--- begin ---

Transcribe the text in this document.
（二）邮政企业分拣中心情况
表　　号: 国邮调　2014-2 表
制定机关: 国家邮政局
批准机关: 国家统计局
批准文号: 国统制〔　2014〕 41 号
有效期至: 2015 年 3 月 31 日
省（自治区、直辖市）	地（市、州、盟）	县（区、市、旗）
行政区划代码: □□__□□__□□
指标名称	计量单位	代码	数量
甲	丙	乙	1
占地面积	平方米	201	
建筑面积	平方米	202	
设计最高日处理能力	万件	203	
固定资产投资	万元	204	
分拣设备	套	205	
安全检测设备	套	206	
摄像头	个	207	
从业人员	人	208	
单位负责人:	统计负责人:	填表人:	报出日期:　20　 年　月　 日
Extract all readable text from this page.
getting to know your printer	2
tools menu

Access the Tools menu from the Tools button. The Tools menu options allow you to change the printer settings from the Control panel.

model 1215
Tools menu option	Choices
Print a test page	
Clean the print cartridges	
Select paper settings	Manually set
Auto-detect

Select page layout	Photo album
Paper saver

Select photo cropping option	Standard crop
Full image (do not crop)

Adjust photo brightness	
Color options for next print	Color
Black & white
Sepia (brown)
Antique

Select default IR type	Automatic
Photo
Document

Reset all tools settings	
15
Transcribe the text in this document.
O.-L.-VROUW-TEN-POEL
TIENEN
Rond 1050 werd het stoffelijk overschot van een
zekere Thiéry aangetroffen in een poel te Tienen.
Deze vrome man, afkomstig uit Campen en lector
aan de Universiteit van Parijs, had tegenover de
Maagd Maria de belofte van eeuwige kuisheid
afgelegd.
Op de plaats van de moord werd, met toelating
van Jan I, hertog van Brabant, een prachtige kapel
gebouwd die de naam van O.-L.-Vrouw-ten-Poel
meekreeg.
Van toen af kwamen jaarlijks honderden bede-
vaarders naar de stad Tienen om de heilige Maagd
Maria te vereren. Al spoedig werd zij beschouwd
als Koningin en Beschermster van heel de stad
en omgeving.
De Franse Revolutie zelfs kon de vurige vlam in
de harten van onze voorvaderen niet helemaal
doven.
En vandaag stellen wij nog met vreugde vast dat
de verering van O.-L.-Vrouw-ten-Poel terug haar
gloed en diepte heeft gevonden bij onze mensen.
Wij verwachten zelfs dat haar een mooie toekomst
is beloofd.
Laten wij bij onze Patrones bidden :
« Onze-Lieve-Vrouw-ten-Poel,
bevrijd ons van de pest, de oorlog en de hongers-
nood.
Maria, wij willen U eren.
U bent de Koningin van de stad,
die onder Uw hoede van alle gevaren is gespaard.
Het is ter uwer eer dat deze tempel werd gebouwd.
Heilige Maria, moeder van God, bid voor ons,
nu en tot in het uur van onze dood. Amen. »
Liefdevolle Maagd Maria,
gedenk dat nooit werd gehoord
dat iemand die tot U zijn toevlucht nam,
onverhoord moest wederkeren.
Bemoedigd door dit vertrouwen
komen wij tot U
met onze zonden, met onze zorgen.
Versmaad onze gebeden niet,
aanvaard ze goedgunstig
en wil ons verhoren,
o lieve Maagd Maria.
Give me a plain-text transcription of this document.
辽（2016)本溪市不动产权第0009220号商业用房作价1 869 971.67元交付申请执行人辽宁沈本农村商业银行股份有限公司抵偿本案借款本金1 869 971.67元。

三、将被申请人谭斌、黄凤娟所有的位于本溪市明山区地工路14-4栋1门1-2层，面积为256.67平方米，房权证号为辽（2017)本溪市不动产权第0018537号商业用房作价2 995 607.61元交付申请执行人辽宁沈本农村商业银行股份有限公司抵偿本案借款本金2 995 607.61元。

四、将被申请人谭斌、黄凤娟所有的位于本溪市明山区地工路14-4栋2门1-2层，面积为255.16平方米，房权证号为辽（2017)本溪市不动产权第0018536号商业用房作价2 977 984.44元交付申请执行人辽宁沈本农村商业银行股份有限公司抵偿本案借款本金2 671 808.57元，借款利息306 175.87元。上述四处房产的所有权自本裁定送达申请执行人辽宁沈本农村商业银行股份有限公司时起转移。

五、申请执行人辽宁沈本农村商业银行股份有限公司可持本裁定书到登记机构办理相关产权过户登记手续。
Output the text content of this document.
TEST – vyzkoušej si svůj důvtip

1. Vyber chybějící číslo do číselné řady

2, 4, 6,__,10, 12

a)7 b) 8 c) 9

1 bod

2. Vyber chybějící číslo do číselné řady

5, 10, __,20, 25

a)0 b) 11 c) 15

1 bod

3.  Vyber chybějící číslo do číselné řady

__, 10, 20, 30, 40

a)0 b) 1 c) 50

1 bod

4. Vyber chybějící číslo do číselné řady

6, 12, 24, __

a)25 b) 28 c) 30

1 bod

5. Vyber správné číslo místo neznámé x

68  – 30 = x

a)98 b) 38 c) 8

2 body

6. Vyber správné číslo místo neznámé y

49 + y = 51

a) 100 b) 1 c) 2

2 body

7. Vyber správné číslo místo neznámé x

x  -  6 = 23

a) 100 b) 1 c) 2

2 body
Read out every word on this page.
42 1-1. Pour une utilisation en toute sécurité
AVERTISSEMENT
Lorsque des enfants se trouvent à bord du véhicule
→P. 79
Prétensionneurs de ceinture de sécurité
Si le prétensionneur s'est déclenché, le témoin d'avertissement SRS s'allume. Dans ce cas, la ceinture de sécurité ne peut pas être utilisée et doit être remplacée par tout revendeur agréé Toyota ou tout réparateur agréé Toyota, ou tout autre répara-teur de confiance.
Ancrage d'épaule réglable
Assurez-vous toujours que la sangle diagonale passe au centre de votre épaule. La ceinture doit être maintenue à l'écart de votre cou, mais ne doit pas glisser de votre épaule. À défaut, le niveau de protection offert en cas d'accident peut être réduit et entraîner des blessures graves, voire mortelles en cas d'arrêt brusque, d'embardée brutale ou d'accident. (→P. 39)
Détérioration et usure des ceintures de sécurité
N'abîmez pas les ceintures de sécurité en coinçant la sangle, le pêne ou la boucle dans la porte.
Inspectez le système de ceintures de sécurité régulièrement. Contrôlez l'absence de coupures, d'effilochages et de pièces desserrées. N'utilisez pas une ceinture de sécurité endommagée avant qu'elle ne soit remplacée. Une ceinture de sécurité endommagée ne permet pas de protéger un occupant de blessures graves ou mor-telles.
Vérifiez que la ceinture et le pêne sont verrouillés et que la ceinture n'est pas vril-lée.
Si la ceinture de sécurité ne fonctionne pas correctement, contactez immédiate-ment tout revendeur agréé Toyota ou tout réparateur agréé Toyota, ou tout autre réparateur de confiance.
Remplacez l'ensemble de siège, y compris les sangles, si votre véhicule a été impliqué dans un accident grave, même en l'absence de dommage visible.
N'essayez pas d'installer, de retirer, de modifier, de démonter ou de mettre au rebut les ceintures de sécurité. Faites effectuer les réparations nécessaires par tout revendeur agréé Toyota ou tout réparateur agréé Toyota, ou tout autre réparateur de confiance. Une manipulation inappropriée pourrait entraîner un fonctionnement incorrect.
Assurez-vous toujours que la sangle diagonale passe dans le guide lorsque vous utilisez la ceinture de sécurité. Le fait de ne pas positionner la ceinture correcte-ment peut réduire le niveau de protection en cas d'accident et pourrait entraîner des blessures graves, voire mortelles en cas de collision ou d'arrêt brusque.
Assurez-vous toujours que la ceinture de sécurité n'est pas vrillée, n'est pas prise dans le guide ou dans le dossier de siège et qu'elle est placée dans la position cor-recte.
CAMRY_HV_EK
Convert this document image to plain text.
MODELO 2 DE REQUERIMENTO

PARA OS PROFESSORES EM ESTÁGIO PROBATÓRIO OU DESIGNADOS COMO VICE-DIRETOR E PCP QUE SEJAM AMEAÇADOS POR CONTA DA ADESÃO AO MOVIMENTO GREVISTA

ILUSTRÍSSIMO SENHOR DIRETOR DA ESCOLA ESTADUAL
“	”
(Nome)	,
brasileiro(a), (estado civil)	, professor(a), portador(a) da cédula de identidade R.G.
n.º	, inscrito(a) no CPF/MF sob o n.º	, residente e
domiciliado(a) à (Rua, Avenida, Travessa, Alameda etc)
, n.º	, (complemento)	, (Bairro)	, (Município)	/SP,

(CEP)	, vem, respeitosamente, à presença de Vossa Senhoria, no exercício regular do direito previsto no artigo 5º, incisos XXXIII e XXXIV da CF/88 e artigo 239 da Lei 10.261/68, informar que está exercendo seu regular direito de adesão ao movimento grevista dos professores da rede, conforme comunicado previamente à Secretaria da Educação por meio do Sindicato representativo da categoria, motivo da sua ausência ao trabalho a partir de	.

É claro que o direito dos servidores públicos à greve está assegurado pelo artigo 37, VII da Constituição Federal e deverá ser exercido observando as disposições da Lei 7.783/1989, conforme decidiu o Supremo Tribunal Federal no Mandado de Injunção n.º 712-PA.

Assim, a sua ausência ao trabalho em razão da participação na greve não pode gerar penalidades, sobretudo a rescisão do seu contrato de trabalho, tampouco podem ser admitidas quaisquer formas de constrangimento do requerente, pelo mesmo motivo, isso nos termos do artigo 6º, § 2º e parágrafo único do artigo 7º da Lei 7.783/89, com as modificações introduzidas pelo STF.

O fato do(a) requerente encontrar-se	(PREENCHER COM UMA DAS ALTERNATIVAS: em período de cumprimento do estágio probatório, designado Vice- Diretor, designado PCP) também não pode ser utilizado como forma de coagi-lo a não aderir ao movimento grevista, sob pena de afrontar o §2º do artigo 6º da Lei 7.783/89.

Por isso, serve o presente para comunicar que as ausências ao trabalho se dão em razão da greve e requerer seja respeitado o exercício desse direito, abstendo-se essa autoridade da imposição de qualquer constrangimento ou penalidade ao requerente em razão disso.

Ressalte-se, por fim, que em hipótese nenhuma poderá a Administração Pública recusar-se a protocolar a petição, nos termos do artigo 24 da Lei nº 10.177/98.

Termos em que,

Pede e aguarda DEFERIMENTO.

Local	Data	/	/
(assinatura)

--- end ---

Exercise - Which lines of the data include "gebouwd"? Copy each of them.

Result of this exercise -
gebouwd die de naam van O.-L.-Vrouw-ten-Poel
Het is ter uwer eer dat deze tempel werd gebouwd.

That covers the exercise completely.